• [To be done]
Locate and copy each line in the data that contains the word "MicroSave".
==========
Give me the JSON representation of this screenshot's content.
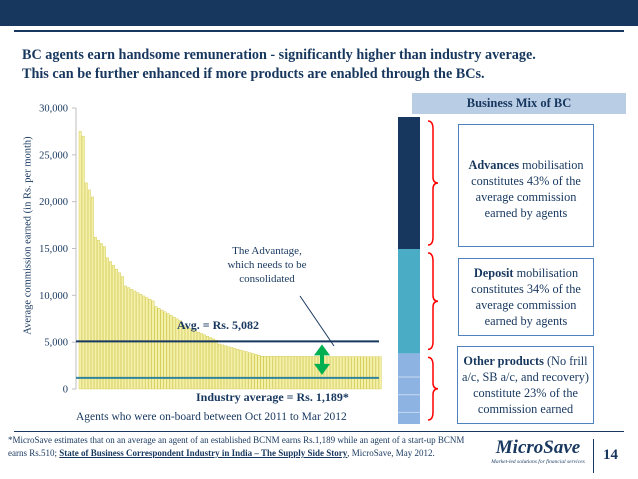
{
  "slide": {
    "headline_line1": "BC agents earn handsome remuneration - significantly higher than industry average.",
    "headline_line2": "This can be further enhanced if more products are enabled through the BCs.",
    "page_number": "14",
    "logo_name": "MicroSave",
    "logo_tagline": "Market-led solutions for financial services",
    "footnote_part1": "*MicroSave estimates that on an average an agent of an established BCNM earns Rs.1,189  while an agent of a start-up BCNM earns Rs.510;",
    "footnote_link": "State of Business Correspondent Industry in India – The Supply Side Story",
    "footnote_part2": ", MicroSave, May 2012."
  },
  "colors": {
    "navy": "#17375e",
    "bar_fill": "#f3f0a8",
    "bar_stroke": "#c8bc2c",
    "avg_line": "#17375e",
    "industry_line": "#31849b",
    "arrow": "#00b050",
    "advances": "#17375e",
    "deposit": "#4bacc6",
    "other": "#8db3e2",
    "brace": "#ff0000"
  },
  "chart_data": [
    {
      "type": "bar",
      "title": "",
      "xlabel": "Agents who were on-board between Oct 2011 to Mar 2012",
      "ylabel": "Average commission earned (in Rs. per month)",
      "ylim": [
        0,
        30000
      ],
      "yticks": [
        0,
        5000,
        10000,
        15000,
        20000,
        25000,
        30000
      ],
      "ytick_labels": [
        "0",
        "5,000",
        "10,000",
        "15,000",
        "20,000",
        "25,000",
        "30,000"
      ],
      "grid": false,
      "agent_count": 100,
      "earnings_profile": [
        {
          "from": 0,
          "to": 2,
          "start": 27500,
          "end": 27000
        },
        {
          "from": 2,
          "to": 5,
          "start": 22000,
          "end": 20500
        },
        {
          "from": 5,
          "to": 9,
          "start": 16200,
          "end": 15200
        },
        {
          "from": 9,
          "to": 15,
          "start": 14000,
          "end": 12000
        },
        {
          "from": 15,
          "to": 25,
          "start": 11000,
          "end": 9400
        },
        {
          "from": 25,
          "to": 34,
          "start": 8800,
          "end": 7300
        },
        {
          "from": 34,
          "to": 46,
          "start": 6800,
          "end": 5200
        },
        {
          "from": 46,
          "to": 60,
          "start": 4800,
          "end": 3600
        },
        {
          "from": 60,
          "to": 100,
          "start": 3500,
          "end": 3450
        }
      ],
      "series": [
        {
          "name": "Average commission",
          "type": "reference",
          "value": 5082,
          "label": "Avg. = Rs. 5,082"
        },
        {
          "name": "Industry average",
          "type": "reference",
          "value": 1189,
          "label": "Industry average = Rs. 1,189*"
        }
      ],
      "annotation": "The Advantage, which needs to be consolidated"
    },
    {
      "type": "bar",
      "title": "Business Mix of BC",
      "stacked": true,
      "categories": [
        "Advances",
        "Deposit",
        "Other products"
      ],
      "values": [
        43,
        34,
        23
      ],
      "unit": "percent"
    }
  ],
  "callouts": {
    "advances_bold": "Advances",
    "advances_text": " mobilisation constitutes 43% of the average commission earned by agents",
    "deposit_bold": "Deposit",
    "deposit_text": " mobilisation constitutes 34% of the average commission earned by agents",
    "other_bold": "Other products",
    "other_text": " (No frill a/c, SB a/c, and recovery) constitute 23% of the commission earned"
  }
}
==========
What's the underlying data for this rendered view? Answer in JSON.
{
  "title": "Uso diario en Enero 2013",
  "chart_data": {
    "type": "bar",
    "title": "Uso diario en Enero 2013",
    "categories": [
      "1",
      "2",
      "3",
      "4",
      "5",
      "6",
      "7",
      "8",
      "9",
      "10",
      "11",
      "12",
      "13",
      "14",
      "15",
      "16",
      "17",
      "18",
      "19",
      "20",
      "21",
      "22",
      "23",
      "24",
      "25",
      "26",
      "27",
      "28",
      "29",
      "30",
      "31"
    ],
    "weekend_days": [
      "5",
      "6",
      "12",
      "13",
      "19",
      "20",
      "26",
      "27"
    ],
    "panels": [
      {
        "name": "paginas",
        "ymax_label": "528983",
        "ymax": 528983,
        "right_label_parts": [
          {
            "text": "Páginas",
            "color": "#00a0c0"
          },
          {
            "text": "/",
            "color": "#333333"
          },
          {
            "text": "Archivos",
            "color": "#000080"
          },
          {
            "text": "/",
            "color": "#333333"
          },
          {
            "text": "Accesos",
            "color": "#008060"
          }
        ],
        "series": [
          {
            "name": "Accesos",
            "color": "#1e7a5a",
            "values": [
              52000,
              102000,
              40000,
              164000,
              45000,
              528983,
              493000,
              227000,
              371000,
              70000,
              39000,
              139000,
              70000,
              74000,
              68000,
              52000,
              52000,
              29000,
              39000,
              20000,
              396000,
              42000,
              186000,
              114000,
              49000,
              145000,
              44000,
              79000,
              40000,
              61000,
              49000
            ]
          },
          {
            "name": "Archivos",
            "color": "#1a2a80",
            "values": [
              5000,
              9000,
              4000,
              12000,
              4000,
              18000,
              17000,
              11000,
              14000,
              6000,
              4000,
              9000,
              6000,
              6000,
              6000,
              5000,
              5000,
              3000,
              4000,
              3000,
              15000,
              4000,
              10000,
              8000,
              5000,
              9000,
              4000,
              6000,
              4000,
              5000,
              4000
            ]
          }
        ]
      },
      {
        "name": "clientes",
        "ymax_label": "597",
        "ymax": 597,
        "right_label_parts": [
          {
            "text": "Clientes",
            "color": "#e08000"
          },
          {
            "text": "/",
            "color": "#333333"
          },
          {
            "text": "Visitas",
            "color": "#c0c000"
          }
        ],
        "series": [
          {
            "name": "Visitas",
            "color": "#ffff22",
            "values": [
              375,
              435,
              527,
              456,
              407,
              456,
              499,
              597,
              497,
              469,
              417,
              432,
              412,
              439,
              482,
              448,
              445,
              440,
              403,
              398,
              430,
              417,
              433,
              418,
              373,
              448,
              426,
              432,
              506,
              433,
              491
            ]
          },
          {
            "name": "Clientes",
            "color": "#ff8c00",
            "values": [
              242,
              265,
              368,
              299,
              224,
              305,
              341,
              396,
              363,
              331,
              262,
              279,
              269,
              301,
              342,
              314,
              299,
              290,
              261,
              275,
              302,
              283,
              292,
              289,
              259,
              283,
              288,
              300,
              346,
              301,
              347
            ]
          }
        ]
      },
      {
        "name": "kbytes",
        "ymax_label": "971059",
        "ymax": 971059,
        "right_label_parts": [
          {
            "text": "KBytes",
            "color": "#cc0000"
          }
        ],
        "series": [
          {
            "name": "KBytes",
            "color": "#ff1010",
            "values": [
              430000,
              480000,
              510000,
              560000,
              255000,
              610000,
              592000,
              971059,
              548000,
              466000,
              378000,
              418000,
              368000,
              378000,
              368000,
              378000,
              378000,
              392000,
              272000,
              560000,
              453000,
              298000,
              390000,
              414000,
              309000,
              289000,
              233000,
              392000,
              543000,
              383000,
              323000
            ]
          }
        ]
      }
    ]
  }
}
==========
• [Worked solution]
    "logo_name": "MicroSave",
    "footnote_part1": "*MicroSave estimates that on an average an agent of an established BCNM earns Rs.1,189  while an agent of a start-up BCNM earns Rs.510;",
    "footnote_part2": ", MicroSave, May 2012."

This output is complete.